# Extracted entries
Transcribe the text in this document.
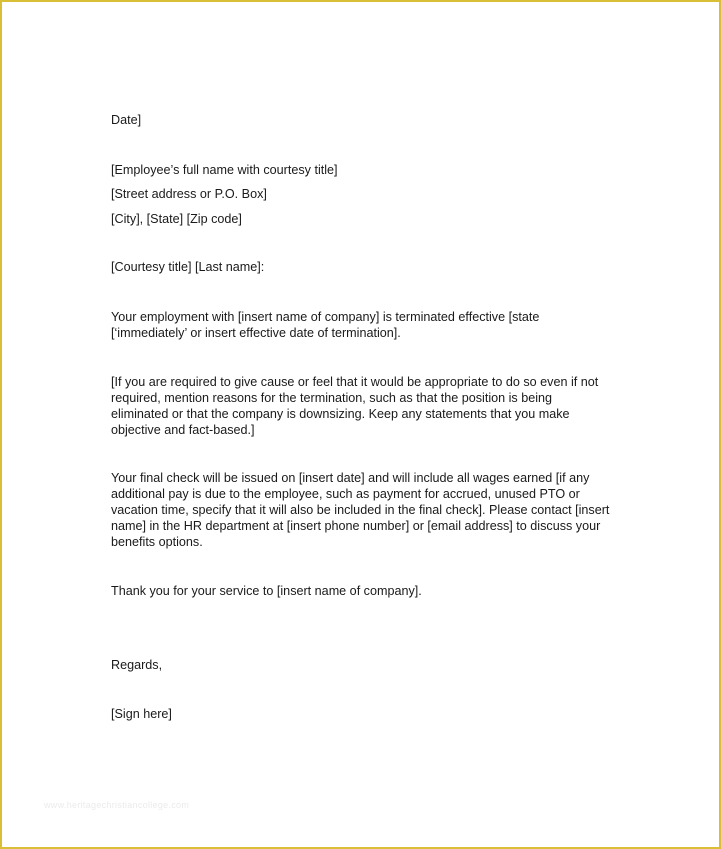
Date]

[Employee’s full name with courtesy title]

[Street address or P.O. Box]

[City], [State] [Zip code]

[Courtesy title] [Last name]:

Your employment with [insert name of company] is terminated effective [state [‘immediately’ or insert effective date of termination].

[If you are required to give cause or feel that it would be appropriate to do so even if not required, mention reasons for the termination, such as that the position is being eliminated or that the company is downsizing. Keep any statements that you make objective and fact-based.]

Your final check will be issued on [insert date] and will include all wages earned [if any additional pay is due to the employee, such as payment for accrued, unused PTO or vacation time, specify that it will also be included in the final check]. Please contact [insert name] in the HR department at [insert phone number] or [email address] to discuss your benefits options.

Thank you for your service to [insert name of company].

Regards,

[Sign here]

www.heritagechristiancollege.com
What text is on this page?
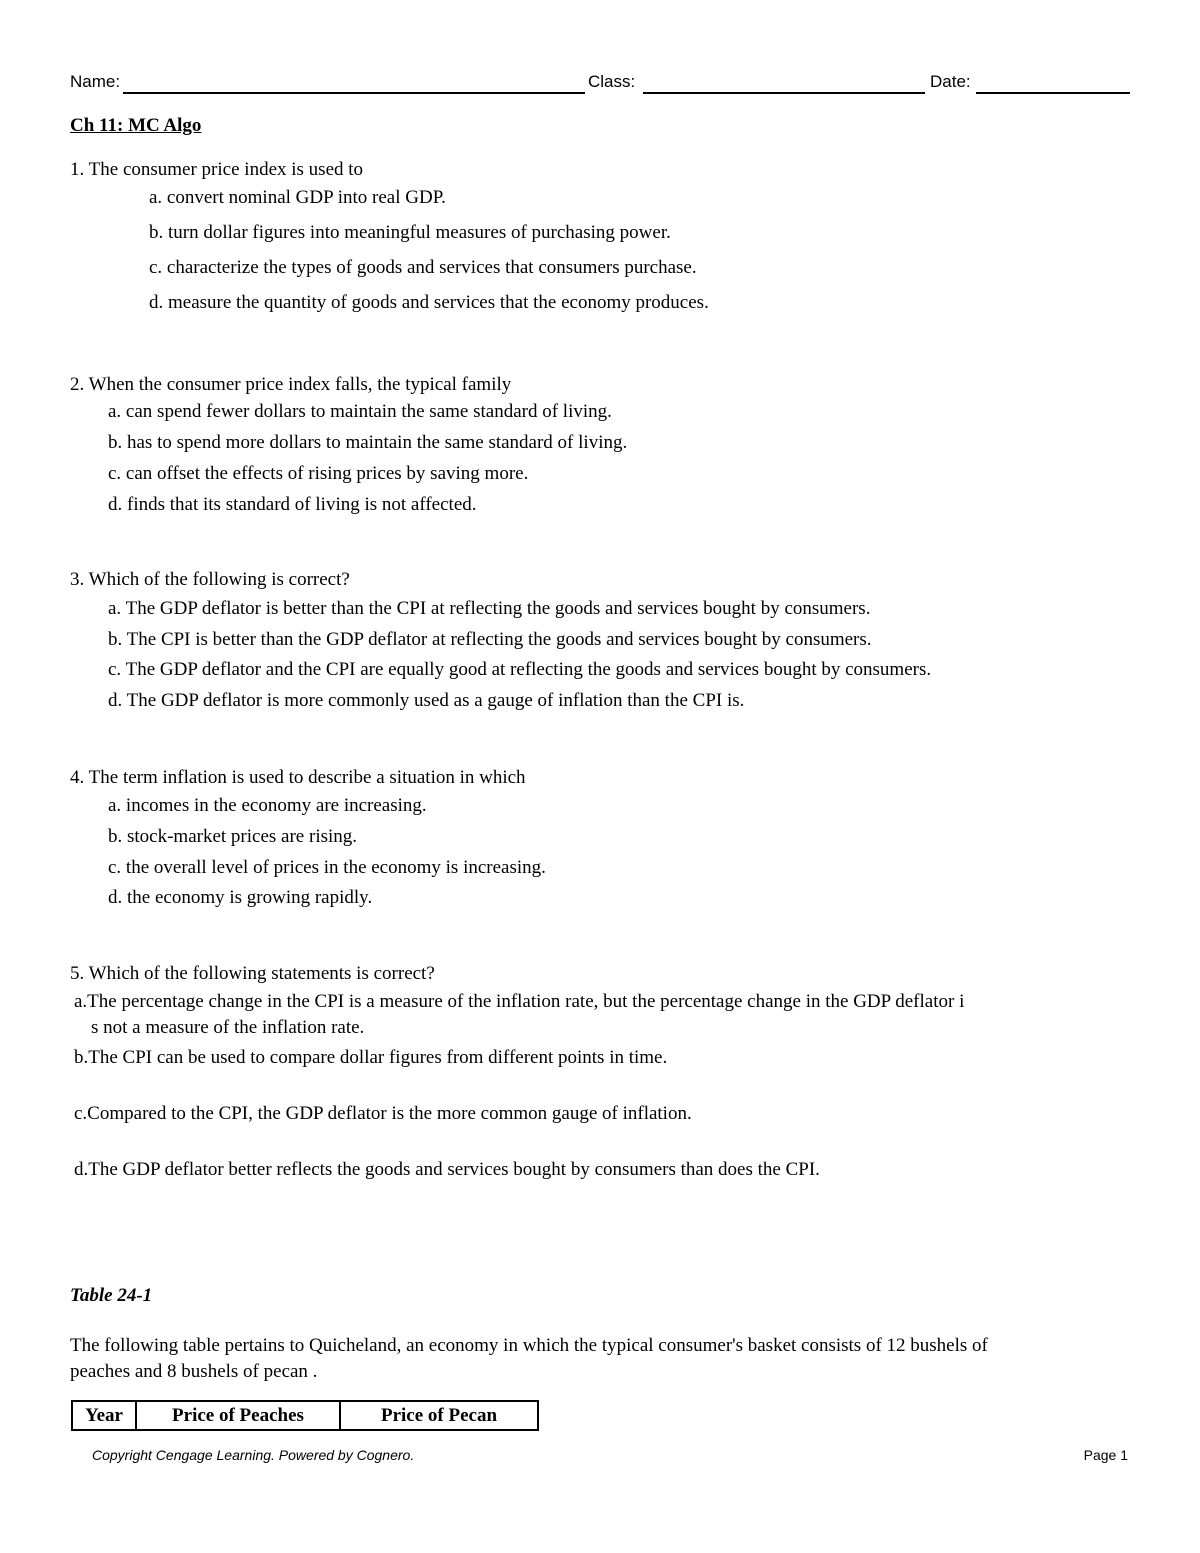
Name:	Class:	Date:
Ch 11: MC Algo
1. The consumer price index is used to
a. convert nominal GDP into real GDP.
b. turn dollar figures into meaningful measures of purchasing power.
c. characterize the types of goods and services that consumers purchase.
d. measure the quantity of goods and services that the economy produces.
2. When the consumer price index falls, the typical family
a. can spend fewer dollars to maintain the same standard of living.
b. has to spend more dollars to maintain the same standard of living.
c. can offset the effects of rising prices by saving more.
d. finds that its standard of living is not affected.
3. Which of the following is correct?
a. The GDP deflator is better than the CPI at reflecting the goods and services bought by consumers.
b. The CPI is better than the GDP deflator at reflecting the goods and services bought by consumers.
c. The GDP deflator and the CPI are equally good at reflecting the goods and services bought by consumers.
d. The GDP deflator is more commonly used as a gauge of inflation than the CPI is.
4. The term inflation is used to describe a situation in which
a. incomes in the economy are increasing.
b. stock-market prices are rising.
c. the overall level of prices in the economy is increasing.
d. the economy is growing rapidly.
5. Which of the following statements is correct?
a.The percentage change in the CPI is a measure of the inflation rate, but the percentage change in the GDP deflator i
s not a measure of the inflation rate.
b.The CPI can be used to compare dollar figures from different points in time.
c.Compared to the CPI, the GDP deflator is the more common gauge of inflation.
d.The GDP deflator better reflects the goods and services bought by consumers than does the CPI.
Table 24-1
The following table pertains to Quicheland, an economy in which the typical consumer's basket consists of 12 bushels of
peaches and 8 bushels of pecan .
Year	Price of Peaches	Price of Pecan
Copyright Cengage Learning. Powered by Cognero.	Page 1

# Task requirements
Using the records above, copy every line that has the word "company" in it.

# Correct response
Your employment with [insert name of company] is terminated effective [state [‘immediately’ or insert effective date of termination].
[If you are required to give cause or feel that it would be appropriate to do so even if not required, mention reasons for the termination, such as that the position is being eliminated or that the company is downsizing. Keep any statements that you make objective and fact-based.]
Thank you for your service to [insert name of company].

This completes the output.